WHAT YOU ARE ASKED TO DO :: In the listing below, identify each line with the word "обеспечение" and return those lines.

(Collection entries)
━━━━━━━━━━━━━━━━━━━━━━━━━━━━━━

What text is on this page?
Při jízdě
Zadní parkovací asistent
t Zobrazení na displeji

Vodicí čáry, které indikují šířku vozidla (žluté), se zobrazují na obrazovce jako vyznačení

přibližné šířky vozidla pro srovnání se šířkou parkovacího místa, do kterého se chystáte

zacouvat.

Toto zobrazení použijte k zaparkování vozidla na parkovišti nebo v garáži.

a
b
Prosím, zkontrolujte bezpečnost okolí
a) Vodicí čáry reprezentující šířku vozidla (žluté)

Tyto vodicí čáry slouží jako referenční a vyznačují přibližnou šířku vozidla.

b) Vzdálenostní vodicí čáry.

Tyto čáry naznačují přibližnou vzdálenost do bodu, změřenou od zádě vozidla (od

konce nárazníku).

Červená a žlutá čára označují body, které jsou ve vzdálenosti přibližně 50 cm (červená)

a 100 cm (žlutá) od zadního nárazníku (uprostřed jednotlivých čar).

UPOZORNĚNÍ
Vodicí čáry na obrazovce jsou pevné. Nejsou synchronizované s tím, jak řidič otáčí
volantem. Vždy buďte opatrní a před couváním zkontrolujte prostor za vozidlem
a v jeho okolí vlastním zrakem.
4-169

━━━━━━━━━━━━━━━━━━━━━━━━━━━━━━

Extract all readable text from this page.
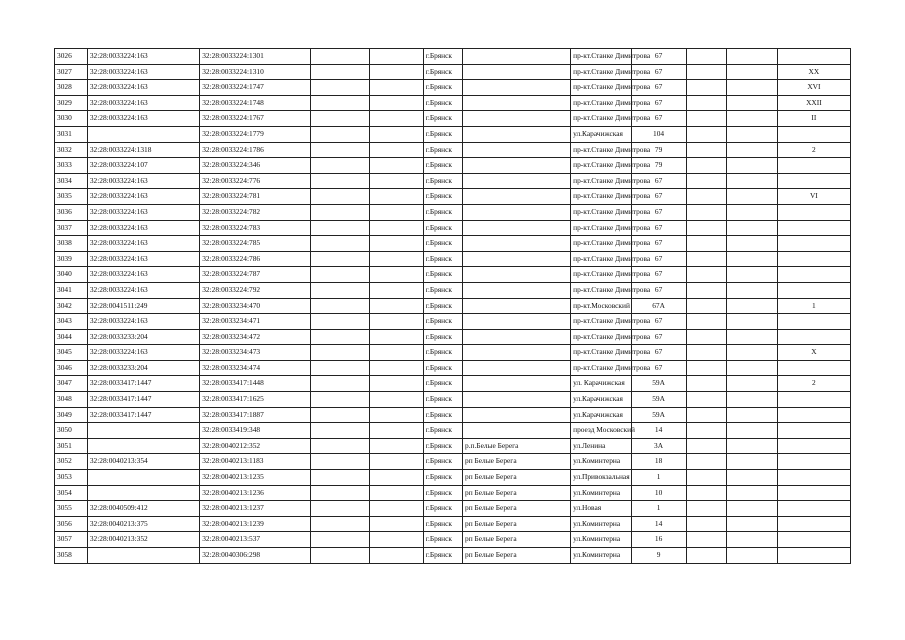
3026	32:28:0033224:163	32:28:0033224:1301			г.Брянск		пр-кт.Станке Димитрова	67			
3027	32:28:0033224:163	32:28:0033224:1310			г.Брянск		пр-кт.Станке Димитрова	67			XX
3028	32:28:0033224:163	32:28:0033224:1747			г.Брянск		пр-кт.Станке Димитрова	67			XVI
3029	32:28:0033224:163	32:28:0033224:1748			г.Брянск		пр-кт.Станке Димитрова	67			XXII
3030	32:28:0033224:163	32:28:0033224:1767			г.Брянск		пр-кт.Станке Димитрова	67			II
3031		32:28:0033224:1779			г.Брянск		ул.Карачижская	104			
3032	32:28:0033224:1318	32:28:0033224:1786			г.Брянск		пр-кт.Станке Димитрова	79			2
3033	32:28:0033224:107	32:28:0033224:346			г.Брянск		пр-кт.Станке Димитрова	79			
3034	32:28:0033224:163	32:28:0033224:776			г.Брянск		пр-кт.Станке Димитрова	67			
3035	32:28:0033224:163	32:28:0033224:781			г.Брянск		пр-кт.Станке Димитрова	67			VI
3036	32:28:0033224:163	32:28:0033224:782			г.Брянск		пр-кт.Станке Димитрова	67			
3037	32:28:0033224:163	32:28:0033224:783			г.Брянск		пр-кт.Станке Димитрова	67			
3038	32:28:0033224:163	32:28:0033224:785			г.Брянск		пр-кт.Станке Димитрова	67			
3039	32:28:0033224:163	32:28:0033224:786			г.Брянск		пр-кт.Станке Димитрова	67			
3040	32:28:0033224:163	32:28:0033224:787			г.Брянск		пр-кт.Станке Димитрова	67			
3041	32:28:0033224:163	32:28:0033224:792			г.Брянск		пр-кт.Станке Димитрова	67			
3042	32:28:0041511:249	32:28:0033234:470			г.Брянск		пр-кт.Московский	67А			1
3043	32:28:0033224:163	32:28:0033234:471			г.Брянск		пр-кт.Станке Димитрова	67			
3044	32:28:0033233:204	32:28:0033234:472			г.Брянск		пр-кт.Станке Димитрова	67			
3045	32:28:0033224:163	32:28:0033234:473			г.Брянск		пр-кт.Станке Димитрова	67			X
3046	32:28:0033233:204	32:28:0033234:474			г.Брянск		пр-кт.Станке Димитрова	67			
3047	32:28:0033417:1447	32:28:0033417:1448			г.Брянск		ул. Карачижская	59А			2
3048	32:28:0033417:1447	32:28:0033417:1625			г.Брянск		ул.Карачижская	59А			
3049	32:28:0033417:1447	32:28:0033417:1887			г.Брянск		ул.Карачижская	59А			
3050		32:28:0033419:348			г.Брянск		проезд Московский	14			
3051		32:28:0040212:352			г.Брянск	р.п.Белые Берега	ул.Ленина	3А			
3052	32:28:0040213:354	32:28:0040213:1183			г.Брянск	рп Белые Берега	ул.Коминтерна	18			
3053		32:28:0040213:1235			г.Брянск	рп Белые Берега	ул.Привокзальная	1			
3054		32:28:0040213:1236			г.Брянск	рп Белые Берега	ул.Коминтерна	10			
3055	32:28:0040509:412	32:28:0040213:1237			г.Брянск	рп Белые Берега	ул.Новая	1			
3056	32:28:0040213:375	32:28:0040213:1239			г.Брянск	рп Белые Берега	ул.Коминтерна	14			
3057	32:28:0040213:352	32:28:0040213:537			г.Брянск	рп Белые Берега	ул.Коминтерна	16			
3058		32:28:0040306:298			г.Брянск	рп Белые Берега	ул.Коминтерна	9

━━━━━━━━━━━━━━━━━━━━━━━━━━━━━━

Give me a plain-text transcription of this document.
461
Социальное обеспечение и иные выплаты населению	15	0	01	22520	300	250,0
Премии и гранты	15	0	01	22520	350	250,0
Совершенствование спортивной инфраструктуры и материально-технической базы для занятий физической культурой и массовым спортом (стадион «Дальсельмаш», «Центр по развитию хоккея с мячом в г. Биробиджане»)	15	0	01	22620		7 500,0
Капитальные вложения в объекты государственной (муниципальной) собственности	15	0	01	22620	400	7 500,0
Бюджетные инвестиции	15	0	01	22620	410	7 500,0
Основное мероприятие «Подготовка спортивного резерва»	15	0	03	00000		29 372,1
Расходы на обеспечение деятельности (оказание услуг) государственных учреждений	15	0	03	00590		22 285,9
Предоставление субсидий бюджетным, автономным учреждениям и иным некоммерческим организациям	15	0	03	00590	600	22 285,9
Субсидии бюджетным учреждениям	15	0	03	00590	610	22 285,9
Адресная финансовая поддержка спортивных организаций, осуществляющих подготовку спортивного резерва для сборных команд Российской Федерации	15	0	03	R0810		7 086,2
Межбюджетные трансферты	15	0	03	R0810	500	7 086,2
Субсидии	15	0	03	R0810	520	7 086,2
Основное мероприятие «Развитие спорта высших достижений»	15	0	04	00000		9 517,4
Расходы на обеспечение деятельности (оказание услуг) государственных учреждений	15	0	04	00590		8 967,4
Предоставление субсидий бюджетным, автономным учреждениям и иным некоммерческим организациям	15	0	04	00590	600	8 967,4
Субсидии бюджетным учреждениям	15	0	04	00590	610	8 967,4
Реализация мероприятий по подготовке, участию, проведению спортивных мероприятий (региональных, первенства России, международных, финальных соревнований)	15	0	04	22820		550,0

━━━━━━━━━━━━━━━━━━━━━━━━━━━━━━

COMPLETED EXERCISE ::
Социальное обеспечение и иные выплаты населению	15	0	01	22520	300	250,0
Расходы на обеспечение деятельности (оказание услуг) государственных учреждений	15	0	03	00590		22 285,9
Расходы на обеспечение деятельности (оказание услуг) государственных учреждений	15	0	04	00590		8 967,4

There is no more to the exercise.